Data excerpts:

-.-.-

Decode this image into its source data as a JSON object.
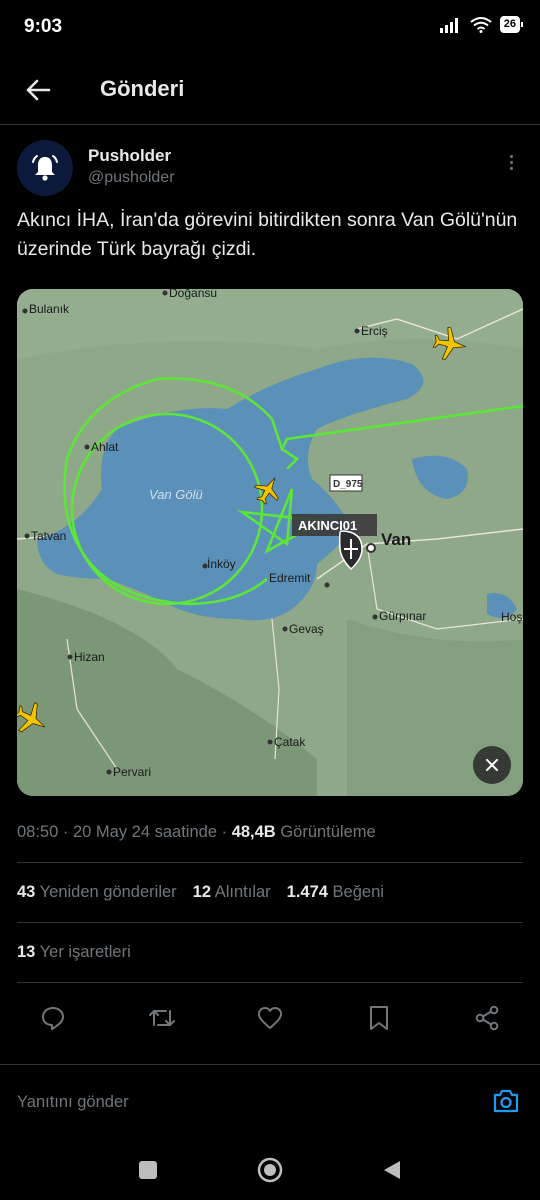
{
  "status_bar": {
    "time": "9:03",
    "battery": "26"
  },
  "header": {
    "title": "Gönderi"
  },
  "author": {
    "name": "Pusholder",
    "handle": "@pusholder"
  },
  "post": {
    "text": "Akıncı İHA, İran'da görevini bitirdikten sonra Van Gölü'nün üzerinde Türk bayrağı çizdi."
  },
  "map": {
    "lake_label": "Van Gölü",
    "flight_label": "AKINCI01",
    "road_label": "D_975",
    "places": [
      "Doğansu",
      "Bulanık",
      "Erciş",
      "Ahlat",
      "Tatvan",
      "Van",
      "İnköy",
      "Edremit",
      "Gürpınar",
      "Gevaş",
      "Hizan",
      "Çatak",
      "Pervari",
      "Hoş"
    ]
  },
  "meta": {
    "time": "08:50",
    "date_text": "20 May 24 saatinde",
    "separator": "·",
    "views_count": "48,4B",
    "views_label": "Görüntüleme"
  },
  "stats": {
    "reposts_count": "43",
    "reposts_label": "Yeniden gönderiler",
    "quotes_count": "12",
    "quotes_label": "Alıntılar",
    "likes_count": "1.474",
    "likes_label": "Beğeni",
    "bookmarks_count": "13",
    "bookmarks_label": "Yer işaretleri"
  },
  "reply": {
    "placeholder": "Yanıtını gönder"
  },
  "colors": {
    "background": "#000000",
    "accent": "#1d9bf0",
    "muted": "#71767b",
    "flight_path": "#5de63a"
  }
}
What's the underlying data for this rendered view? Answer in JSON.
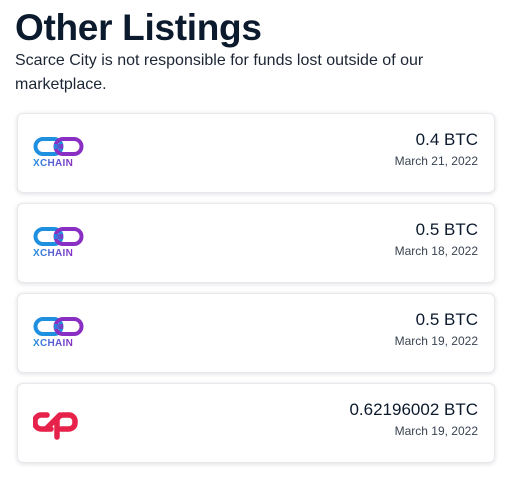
{
  "page": {
    "title": "Other Listings",
    "disclaimer": "Scarce City is not responsible for funds lost outside of our marketplace."
  },
  "listings": [
    {
      "marketplace_icon": "xchain-logo",
      "logo_text": "XCHAIN",
      "price": "0.4 BTC",
      "date": "March 21, 2022"
    },
    {
      "marketplace_icon": "xchain-logo",
      "logo_text": "XCHAIN",
      "price": "0.5 BTC",
      "date": "March 18, 2022"
    },
    {
      "marketplace_icon": "xchain-logo",
      "logo_text": "XCHAIN",
      "price": "0.5 BTC",
      "date": "March 19, 2022"
    },
    {
      "marketplace_icon": "counterparty-logo",
      "logo_text": "",
      "price": "0.62196002 BTC",
      "date": "March 19, 2022"
    }
  ],
  "colors": {
    "xchain_blue": "#1f8fe0",
    "xchain_purple": "#8a2fc4",
    "counterparty_red": "#e6224a"
  }
}
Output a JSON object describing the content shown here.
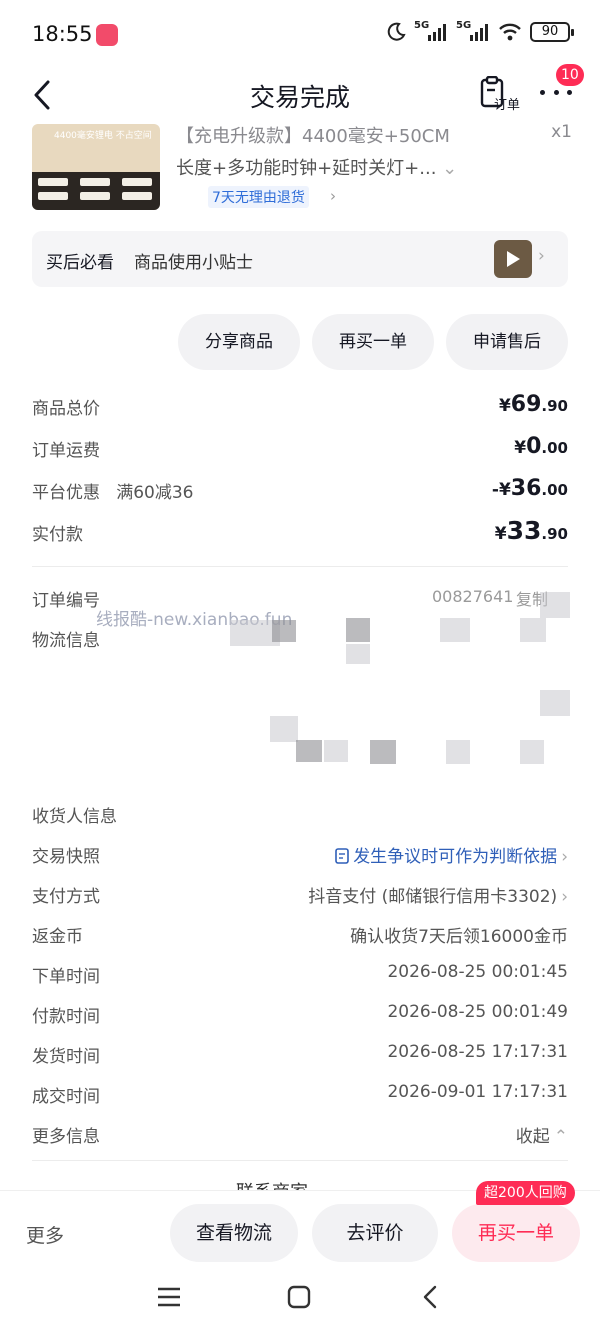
{
  "status_bar": {
    "time": "18:55",
    "battery": "90",
    "net1": "5G",
    "net2": "5G"
  },
  "nav": {
    "title": "交易完成",
    "order_label": "订单",
    "badge": "10"
  },
  "product": {
    "title_line1": "【充电升级款】4400毫安+50CM",
    "title_line2": "长度+多功能时钟+延时关灯+...",
    "quantity": "x1",
    "tag": "7天无理由退货",
    "thumb_text": "4400毫安锂电 不占空间"
  },
  "tips": {
    "title": "买后必看",
    "text": "商品使用小贴士"
  },
  "actions": {
    "share": "分享商品",
    "rebuy": "再买一单",
    "after_sale": "申请售后"
  },
  "prices": {
    "total_label": "商品总价",
    "total_symbol": "¥",
    "total_int": "69",
    "total_dec": ".90",
    "shipping_label": "订单运费",
    "shipping_symbol": "¥",
    "shipping_int": "0",
    "shipping_dec": ".00",
    "discount_label": "平台优惠",
    "discount_rule": "满60减36",
    "discount_symbol": "-¥",
    "discount_int": "36",
    "discount_dec": ".00",
    "paid_label": "实付款",
    "paid_symbol": "¥",
    "paid_int": "33",
    "paid_dec": ".90"
  },
  "order_info": {
    "order_no_label": "订单编号",
    "order_no_partial": "00827641",
    "copy": "复制",
    "logistics_label": "物流信息",
    "watermark": "线报酷-new.xianbao.fun",
    "receiver_label": "收货人信息",
    "snapshot_label": "交易快照",
    "snapshot_value": "发生争议时可作为判断依据",
    "pay_label": "支付方式",
    "pay_value": "抖音支付 (邮储银行信用卡3302)",
    "coins_label": "返金币",
    "coins_value": "确认收货7天后领16000金币",
    "order_time_label": "下单时间",
    "order_time": "2026-08-25 00:01:45",
    "pay_time_label": "付款时间",
    "pay_time": "2026-08-25 00:01:49",
    "ship_time_label": "发货时间",
    "ship_time": "2026-08-25 17:17:31",
    "deal_time_label": "成交时间",
    "deal_time": "2026-09-01 17:17:31",
    "more_info_label": "更多信息",
    "collapse": "收起"
  },
  "contact_peek": "联系商家",
  "bottom_bar": {
    "more": "更多",
    "view_logistics": "查看物流",
    "review": "去评价",
    "rebuy": "再买一单",
    "rebuy_tag": "超200人回购"
  },
  "colors": {
    "accent": "#fe2c55",
    "link": "#2f5fb8",
    "tag_blue": "#2f6dd8"
  }
}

-.-.-

=== What you need to do ===
Return the whole listing, word for word, and leave out every picture.

=== Exercise result ===
Decode this image into its source data as a JSON object.
{
  "status_bar": {
    "time": "9:03",
    "battery": "26"
  },
  "header": {
    "title": "Gönderi"
  },
  "author": {
    "name": "Pusholder",
    "handle": "@pusholder"
  },
  "post": {
    "text": "Akıncı İHA, İran'da görevini bitirdikten sonra Van Gölü'nün üzerinde Türk bayrağı çizdi."
  },
  "map": {
    "lake_label": "Van Gölü",
    "flight_label": "AKINCI01",
    "road_label": "D_975",
    "places": [
      "Doğansu",
      "Bulanık",
      "Erciş",
      "Ahlat",
      "Tatvan",
      "Van",
      "İnköy",
      "Edremit",
      "Gürpınar",
      "Gevaş",
      "Hizan",
      "Çatak",
      "Pervari",
      "Hoş"
    ]
  },
  "meta": {
    "time": "08:50",
    "date_text": "20 May 24 saatinde",
    "separator": "·",
    "views_count": "48,4B",
    "views_label": "Görüntüleme"
  },
  "stats": {
    "reposts_count": "43",
    "reposts_label": "Yeniden gönderiler",
    "quotes_count": "12",
    "quotes_label": "Alıntılar",
    "likes_count": "1.474",
    "likes_label": "Beğeni",
    "bookmarks_count": "13",
    "bookmarks_label": "Yer işaretleri"
  },
  "reply": {
    "placeholder": "Yanıtını gönder"
  },
  "colors": {
    "background": "#000000",
    "accent": "#1d9bf0",
    "muted": "#71767b",
    "flight_path": "#5de63a"
  }
}
What's the underlying data for this rendered view? Answer in JSON.
{
  "page": {
    "title": "Other Listings",
    "disclaimer": "Scarce City is not responsible for funds lost outside of our marketplace."
  },
  "listings": [
    {
      "marketplace_icon": "xchain-logo",
      "logo_text": "XCHAIN",
      "price": "0.4 BTC",
      "date": "March 21, 2022"
    },
    {
      "marketplace_icon": "xchain-logo",
      "logo_text": "XCHAIN",
      "price": "0.5 BTC",
      "date": "March 18, 2022"
    },
    {
      "marketplace_icon": "xchain-logo",
      "logo_text": "XCHAIN",
      "price": "0.5 BTC",
      "date": "March 19, 2022"
    },
    {
      "marketplace_icon": "counterparty-logo",
      "logo_text": "",
      "price": "0.62196002 BTC",
      "date": "March 19, 2022"
    }
  ],
  "colors": {
    "xchain_blue": "#1f8fe0",
    "xchain_purple": "#8a2fc4",
    "counterparty_red": "#e6224a"
  }
}
Output a JSON object describing the content shown here.
{
  "status_bar": {
    "time": "18:55",
    "battery": "90",
    "net1": "5G",
    "net2": "5G"
  },
  "nav": {
    "title": "交易完成",
    "order_label": "订单",
    "badge": "10"
  },
  "product": {
    "title_line1": "【充电升级款】4400毫安+50CM",
    "title_line2": "长度+多功能时钟+延时关灯+...",
    "quantity": "x1",
    "tag": "7天无理由退货",
    "thumb_text": "4400毫安锂电 不占空间"
  },
  "tips": {
    "title": "买后必看",
    "text": "商品使用小贴士"
  },
  "actions": {
    "share": "分享商品",
    "rebuy": "再买一单",
    "after_sale": "申请售后"
  },
  "prices": {
    "total_label": "商品总价",
    "total_symbol": "¥",
    "total_int": "69",
    "total_dec": ".90",
    "shipping_label": "订单运费",
    "shipping_symbol": "¥",
    "shipping_int": "0",
    "shipping_dec": ".00",
    "discount_label": "平台优惠",
    "discount_rule": "满60减36",
    "discount_symbol": "-¥",
    "discount_int": "36",
    "discount_dec": ".00",
    "paid_label": "实付款",
    "paid_symbol": "¥",
    "paid_int": "33",
    "paid_dec": ".90"
  },
  "order_info": {
    "order_no_label": "订单编号",
    "order_no_partial": "00827641",
    "copy": "复制",
    "logistics_label": "物流信息",
    "watermark": "线报酷-new.xianbao.fun",
    "receiver_label": "收货人信息",
    "snapshot_label": "交易快照",
    "snapshot_value": "发生争议时可作为判断依据",
    "pay_label": "支付方式",
    "pay_value": "抖音支付 (邮储银行信用卡3302)",
    "coins_label": "返金币",
    "coins_value": "确认收货7天后领16000金币",
    "order_time_label": "下单时间",
    "order_time": "2026-08-25 00:01:45",
    "pay_time_label": "付款时间",
    "pay_time": "2026-08-25 00:01:49",
    "ship_time_label": "发货时间",
    "ship_time": "2026-08-25 17:17:31",
    "deal_time_label": "成交时间",
    "deal_time": "2026-09-01 17:17:31",
    "more_info_label": "更多信息",
    "collapse": "收起"
  },
  "contact_peek": "联系商家",
  "bottom_bar": {
    "more": "更多",
    "view_logistics": "查看物流",
    "review": "去评价",
    "rebuy": "再买一单",
    "rebuy_tag": "超200人回购"
  },
  "colors": {
    "accent": "#fe2c55",
    "link": "#2f5fb8",
    "tag_blue": "#2f6dd8"
  }
}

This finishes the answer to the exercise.